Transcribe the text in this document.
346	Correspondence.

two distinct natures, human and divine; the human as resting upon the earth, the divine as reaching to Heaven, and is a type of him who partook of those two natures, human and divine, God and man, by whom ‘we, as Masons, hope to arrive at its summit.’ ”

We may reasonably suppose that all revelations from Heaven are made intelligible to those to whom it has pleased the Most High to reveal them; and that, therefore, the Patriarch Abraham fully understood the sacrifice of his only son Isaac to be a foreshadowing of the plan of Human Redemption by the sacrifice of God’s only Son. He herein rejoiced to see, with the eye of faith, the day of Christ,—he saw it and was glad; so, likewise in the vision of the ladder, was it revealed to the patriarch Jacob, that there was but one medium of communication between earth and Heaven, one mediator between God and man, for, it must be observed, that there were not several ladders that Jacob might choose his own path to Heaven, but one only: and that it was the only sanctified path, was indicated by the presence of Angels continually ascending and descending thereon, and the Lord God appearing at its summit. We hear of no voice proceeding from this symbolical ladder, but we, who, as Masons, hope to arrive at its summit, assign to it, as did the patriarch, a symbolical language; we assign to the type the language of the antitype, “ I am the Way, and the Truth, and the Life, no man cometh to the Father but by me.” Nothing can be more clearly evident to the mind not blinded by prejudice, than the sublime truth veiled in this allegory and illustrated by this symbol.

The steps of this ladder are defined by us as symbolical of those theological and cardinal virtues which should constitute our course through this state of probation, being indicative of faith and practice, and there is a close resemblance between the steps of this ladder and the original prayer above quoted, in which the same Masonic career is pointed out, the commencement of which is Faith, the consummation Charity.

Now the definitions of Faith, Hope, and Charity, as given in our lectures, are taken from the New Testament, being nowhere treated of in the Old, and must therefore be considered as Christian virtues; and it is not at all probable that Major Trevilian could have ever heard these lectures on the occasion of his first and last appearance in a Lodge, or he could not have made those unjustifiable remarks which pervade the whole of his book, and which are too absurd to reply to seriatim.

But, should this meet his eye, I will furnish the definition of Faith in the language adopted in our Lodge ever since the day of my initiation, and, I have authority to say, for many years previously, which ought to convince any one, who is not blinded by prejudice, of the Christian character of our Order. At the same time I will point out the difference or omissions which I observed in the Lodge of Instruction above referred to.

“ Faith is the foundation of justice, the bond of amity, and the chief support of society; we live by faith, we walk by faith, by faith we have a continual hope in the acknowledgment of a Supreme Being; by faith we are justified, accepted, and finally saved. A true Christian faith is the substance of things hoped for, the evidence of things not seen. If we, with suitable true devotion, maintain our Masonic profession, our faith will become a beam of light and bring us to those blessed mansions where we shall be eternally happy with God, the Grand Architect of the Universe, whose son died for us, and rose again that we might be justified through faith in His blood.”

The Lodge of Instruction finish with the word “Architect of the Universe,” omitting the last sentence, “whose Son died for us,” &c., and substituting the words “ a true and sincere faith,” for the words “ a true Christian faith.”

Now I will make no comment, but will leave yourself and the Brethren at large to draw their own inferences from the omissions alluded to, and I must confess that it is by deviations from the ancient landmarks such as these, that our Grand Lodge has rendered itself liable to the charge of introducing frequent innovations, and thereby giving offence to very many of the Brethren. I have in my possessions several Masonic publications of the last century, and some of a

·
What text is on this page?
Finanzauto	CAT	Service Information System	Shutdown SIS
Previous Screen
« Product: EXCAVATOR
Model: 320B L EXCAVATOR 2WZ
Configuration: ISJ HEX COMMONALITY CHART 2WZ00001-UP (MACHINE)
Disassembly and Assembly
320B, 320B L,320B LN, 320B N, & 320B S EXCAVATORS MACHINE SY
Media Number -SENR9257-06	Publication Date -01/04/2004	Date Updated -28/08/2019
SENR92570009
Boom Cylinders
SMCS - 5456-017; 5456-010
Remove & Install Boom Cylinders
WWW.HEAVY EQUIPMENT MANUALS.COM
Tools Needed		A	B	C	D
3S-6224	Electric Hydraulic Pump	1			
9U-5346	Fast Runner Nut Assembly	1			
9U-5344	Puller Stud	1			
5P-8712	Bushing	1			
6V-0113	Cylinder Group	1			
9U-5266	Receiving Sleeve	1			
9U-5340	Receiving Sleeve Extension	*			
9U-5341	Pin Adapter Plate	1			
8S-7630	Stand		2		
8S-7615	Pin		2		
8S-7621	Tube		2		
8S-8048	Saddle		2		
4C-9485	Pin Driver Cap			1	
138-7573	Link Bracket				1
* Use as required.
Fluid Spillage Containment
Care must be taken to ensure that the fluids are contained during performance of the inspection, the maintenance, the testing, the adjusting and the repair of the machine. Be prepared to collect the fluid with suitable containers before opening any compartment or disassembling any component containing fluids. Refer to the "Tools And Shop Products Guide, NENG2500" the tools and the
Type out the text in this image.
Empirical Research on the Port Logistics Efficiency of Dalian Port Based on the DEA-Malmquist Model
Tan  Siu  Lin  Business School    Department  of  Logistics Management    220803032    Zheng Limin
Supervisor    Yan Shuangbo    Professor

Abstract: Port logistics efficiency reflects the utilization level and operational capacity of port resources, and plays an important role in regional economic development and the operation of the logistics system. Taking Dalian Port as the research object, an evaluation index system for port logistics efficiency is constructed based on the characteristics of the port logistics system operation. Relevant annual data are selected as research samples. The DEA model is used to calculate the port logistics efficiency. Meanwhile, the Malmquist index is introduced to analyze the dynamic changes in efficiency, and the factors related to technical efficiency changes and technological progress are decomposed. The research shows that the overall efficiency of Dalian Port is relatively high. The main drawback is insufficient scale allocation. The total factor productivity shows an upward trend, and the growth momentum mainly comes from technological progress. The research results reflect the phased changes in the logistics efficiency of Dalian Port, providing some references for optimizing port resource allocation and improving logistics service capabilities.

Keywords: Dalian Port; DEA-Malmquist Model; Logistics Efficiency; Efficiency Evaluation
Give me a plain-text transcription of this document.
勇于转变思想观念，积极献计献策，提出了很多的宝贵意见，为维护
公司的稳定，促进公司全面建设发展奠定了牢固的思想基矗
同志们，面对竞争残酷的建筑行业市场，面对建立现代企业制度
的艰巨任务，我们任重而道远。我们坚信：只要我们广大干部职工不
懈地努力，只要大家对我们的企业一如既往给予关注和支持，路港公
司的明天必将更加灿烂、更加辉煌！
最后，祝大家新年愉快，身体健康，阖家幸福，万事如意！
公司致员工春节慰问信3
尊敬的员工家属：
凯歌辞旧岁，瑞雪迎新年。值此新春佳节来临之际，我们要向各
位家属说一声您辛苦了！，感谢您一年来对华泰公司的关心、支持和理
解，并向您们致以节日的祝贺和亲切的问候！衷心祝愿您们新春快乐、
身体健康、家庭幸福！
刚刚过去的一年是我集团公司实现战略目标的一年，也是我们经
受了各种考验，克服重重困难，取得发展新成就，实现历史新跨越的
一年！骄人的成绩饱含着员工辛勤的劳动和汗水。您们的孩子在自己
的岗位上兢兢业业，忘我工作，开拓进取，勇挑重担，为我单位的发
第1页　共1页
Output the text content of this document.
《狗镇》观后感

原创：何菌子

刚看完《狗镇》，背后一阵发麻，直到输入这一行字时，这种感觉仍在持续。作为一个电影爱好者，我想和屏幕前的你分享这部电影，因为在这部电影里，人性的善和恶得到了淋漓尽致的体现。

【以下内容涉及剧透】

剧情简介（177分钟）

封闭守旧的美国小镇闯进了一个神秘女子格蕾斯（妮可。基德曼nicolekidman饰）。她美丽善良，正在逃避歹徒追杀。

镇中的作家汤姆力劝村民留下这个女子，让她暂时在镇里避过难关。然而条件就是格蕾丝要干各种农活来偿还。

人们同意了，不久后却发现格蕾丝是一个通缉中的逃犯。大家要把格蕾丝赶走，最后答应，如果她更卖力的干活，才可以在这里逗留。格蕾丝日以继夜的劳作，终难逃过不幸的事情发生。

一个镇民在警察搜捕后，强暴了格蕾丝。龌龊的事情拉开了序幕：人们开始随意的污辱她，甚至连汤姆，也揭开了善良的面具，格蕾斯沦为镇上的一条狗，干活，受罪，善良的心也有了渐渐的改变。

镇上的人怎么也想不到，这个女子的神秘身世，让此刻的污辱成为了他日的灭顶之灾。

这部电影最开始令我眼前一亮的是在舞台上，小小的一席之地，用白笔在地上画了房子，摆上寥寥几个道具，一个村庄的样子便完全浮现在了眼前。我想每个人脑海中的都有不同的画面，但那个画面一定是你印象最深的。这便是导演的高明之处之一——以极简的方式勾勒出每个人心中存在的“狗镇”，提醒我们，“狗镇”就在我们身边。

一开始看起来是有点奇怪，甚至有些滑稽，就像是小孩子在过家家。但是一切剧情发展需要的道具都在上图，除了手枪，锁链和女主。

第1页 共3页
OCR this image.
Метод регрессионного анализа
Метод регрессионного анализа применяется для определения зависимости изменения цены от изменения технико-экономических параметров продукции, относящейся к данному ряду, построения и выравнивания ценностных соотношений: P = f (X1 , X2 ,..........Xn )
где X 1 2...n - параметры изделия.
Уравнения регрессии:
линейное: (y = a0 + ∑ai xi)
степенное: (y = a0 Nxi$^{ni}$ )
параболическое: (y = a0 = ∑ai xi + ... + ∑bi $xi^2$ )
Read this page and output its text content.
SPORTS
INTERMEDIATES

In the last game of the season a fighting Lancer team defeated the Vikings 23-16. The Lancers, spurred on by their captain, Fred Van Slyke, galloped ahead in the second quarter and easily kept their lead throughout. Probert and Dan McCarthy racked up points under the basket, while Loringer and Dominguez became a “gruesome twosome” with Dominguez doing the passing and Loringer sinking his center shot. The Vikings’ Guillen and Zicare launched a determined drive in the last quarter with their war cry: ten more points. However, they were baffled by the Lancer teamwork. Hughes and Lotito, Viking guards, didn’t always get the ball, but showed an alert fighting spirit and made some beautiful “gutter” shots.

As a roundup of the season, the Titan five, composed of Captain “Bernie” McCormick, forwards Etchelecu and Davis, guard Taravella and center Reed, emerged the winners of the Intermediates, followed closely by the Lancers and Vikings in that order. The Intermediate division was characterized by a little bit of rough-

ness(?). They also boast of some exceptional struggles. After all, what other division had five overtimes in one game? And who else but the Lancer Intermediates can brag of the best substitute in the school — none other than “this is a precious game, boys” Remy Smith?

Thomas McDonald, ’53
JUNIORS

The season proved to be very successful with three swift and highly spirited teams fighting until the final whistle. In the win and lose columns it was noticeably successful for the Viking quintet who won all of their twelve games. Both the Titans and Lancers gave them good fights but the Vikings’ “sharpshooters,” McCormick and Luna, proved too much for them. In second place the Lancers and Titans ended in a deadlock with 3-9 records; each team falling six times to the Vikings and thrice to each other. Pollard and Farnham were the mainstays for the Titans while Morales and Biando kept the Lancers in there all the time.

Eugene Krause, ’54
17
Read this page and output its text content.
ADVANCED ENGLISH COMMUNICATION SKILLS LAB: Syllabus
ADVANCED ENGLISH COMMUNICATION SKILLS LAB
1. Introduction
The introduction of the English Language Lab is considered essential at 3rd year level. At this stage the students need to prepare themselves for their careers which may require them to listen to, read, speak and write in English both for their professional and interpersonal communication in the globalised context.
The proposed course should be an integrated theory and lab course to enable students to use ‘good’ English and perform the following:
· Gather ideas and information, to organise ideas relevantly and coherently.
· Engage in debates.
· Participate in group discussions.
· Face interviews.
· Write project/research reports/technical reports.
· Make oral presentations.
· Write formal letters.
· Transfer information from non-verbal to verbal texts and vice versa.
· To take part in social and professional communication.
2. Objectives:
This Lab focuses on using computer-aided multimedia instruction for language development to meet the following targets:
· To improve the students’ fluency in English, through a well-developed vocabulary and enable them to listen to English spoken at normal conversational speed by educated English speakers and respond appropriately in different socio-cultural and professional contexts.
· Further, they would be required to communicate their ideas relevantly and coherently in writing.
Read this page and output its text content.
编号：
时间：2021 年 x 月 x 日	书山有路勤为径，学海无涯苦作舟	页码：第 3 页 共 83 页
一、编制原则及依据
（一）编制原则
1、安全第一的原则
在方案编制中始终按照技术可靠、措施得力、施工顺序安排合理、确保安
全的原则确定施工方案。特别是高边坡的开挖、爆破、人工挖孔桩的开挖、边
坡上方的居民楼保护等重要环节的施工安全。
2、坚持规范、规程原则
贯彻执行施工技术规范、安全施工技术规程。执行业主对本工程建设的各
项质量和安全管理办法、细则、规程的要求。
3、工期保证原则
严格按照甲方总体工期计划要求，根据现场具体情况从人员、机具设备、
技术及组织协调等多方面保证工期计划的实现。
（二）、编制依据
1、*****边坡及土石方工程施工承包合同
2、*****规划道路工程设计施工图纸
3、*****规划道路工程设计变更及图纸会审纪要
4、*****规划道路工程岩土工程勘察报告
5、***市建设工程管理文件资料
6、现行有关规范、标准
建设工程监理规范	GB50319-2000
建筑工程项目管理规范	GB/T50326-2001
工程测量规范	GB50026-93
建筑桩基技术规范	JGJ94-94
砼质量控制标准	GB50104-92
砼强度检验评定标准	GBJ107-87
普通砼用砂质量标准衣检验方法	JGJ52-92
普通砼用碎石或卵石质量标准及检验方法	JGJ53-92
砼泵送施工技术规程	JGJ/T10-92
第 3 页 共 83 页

::::::

== TASK ==
Make a copy of each line that contains the string "listen".

== WRITTEN SOLUTION ==
The introduction of the English Language Lab is considered essential at 3rd year level. At this stage the students need to prepare themselves for their careers which may require them to listen to, read, speak and write in English both for their professional and interpersonal communication in the globalised context.
· To improve the students’ fluency in English, through a well-developed vocabulary and enable them to listen to English spoken at normal conversational speed by educated English speakers and respond appropriately in different socio-cultural and professional contexts.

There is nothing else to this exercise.